- _Task objective_
Could you transcribe every record below exactly as written, leaving out any pictures?

- _Records for this task_
** start **
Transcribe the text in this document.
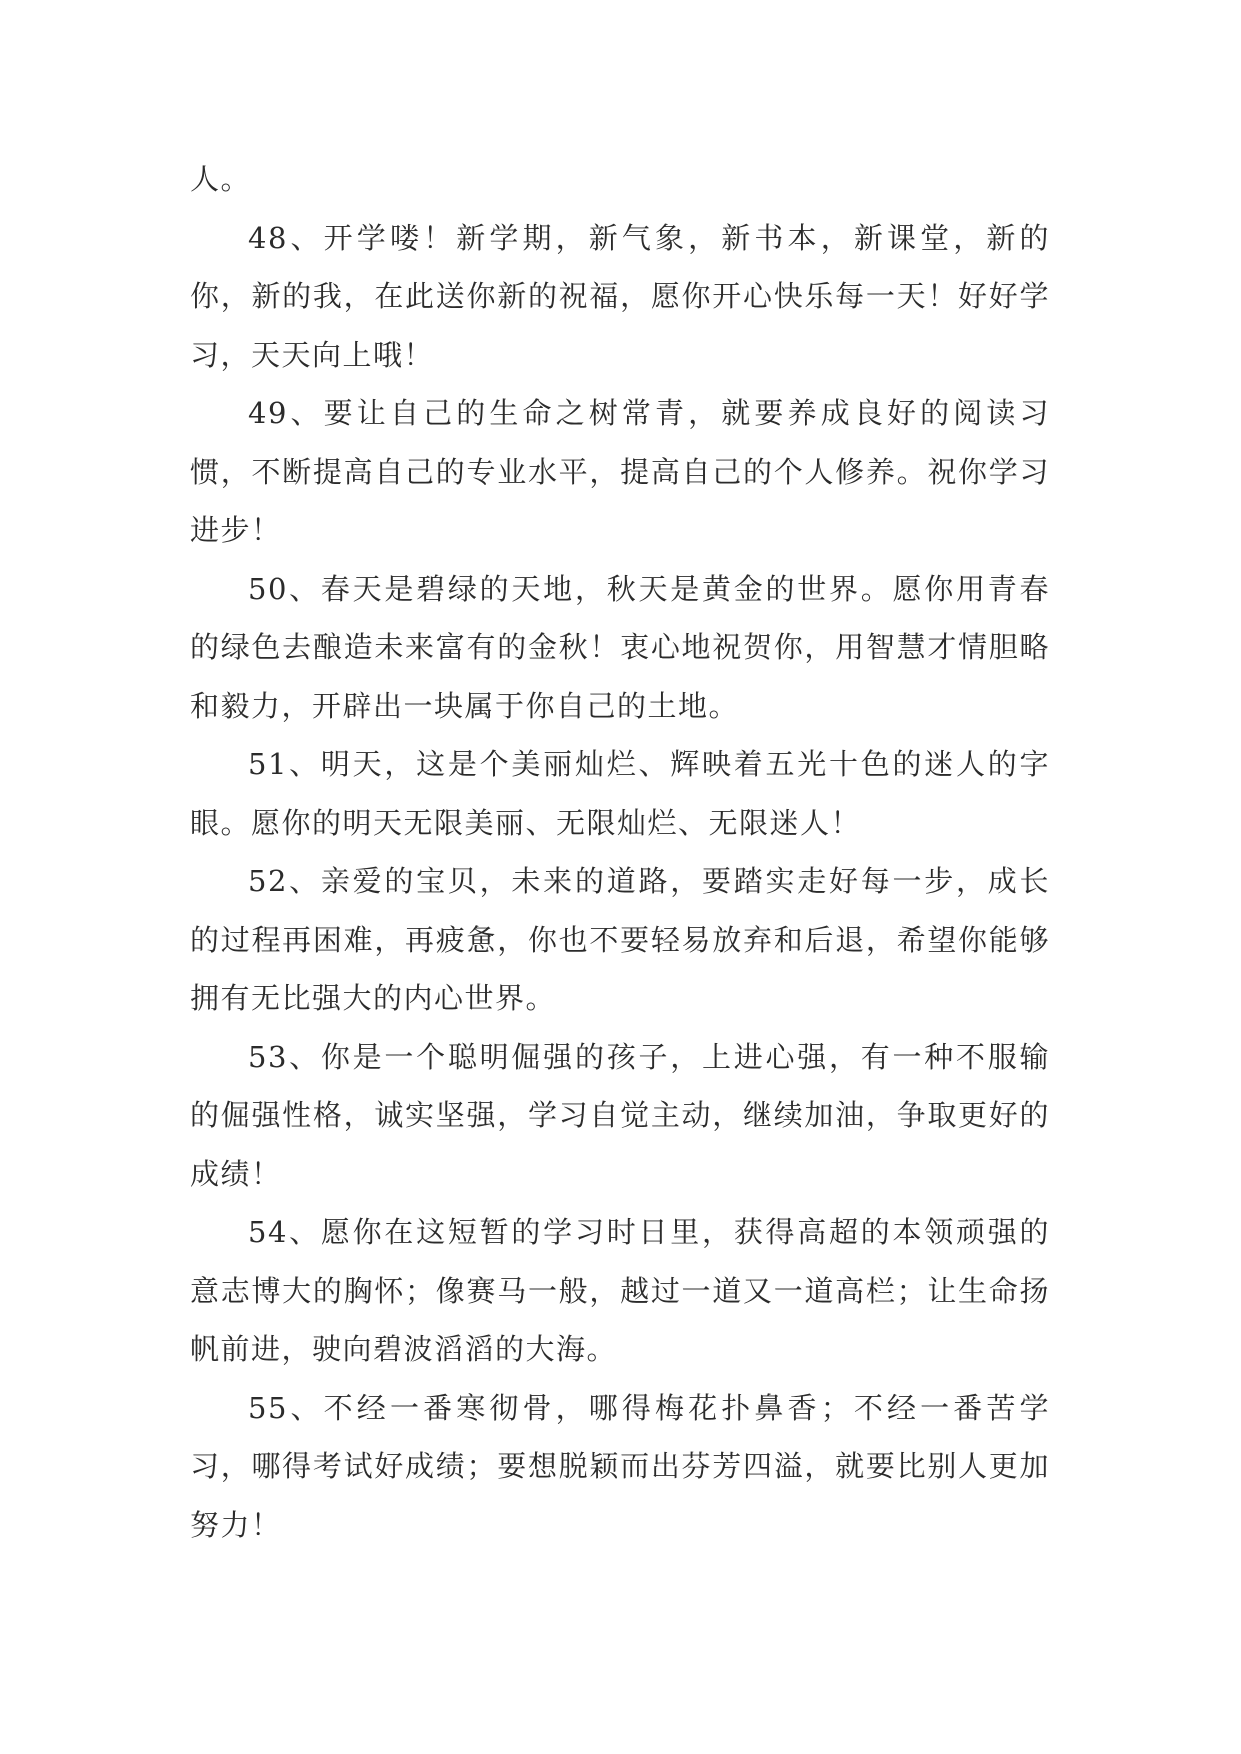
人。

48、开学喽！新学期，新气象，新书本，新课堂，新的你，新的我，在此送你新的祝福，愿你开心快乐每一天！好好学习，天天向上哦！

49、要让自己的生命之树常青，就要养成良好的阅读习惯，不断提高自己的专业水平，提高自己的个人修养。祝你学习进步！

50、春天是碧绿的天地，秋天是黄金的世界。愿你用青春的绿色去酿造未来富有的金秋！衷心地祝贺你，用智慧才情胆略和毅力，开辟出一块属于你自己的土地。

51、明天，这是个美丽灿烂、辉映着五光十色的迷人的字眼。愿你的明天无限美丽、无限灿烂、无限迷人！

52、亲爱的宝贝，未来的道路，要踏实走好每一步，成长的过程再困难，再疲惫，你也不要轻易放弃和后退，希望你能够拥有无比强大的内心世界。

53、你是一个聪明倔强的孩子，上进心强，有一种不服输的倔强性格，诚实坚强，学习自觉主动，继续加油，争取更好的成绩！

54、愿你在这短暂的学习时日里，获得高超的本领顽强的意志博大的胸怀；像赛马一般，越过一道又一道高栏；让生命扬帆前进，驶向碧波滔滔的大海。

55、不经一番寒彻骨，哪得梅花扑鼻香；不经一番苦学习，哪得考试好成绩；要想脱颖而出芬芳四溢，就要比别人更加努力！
** end **
- _Complete output_
Transcribe the text in this document.
人。

48、开学喽！新学期，新气象，新书本，新课堂，新的你，新的我，在此送你新的祝福，愿你开心快乐每一天！好好学习，天天向上哦！

49、要让自己的生命之树常青，就要养成良好的阅读习惯，不断提高自己的专业水平，提高自己的个人修养。祝你学习进步！

50、春天是碧绿的天地，秋天是黄金的世界。愿你用青春的绿色去酿造未来富有的金秋！衷心地祝贺你，用智慧才情胆略和毅力，开辟出一块属于你自己的土地。

51、明天，这是个美丽灿烂、辉映着五光十色的迷人的字眼。愿你的明天无限美丽、无限灿烂、无限迷人！

52、亲爱的宝贝，未来的道路，要踏实走好每一步，成长的过程再困难，再疲惫，你也不要轻易放弃和后退，希望你能够拥有无比强大的内心世界。

53、你是一个聪明倔强的孩子，上进心强，有一种不服输的倔强性格，诚实坚强，学习自觉主动，继续加油，争取更好的成绩！

54、愿你在这短暂的学习时日里，获得高超的本领顽强的意志博大的胸怀；像赛马一般，越过一道又一道高栏；让生命扬帆前进，驶向碧波滔滔的大海。

55、不经一番寒彻骨，哪得梅花扑鼻香；不经一番苦学习，哪得考试好成绩；要想脱颖而出芬芳四溢，就要比别人更加努力！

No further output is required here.